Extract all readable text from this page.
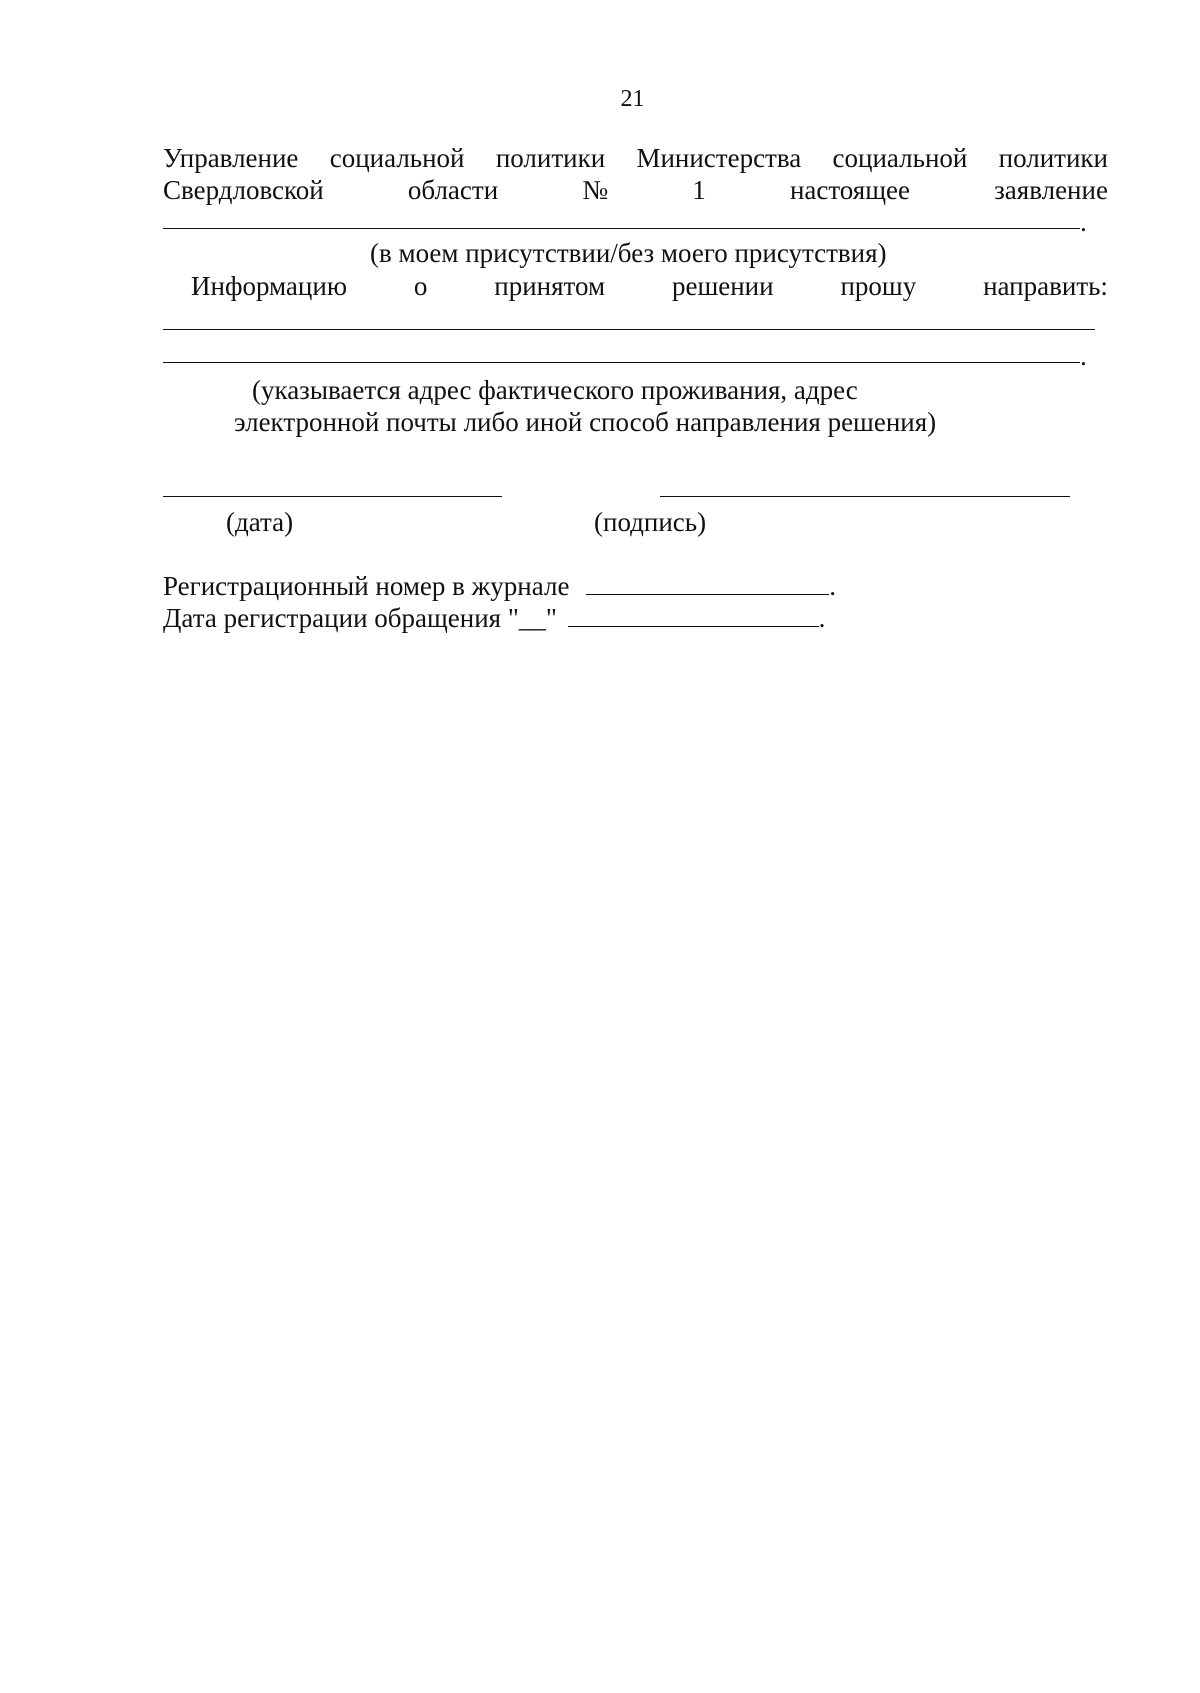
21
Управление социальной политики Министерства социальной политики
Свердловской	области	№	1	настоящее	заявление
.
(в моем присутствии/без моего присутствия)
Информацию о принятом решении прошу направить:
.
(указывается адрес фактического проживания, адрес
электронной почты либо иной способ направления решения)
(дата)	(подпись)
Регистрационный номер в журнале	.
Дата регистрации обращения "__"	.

■ **Aim**: Except for the pictures, copy every line of the records above exactly.

■ **Solution**:
Extract all readable text from this page.
21
Управление социальной политики Министерства социальной политики
Свердловской	области	№	1	настоящее	заявление
.
(в моем присутствии/без моего присутствия)
Информацию о принятом решении прошу направить:
.
(указывается адрес фактического проживания, адрес
электронной почты либо иной способ направления решения)
(дата)	(подпись)
Регистрационный номер в журнале	.
Дата регистрации обращения "__"	.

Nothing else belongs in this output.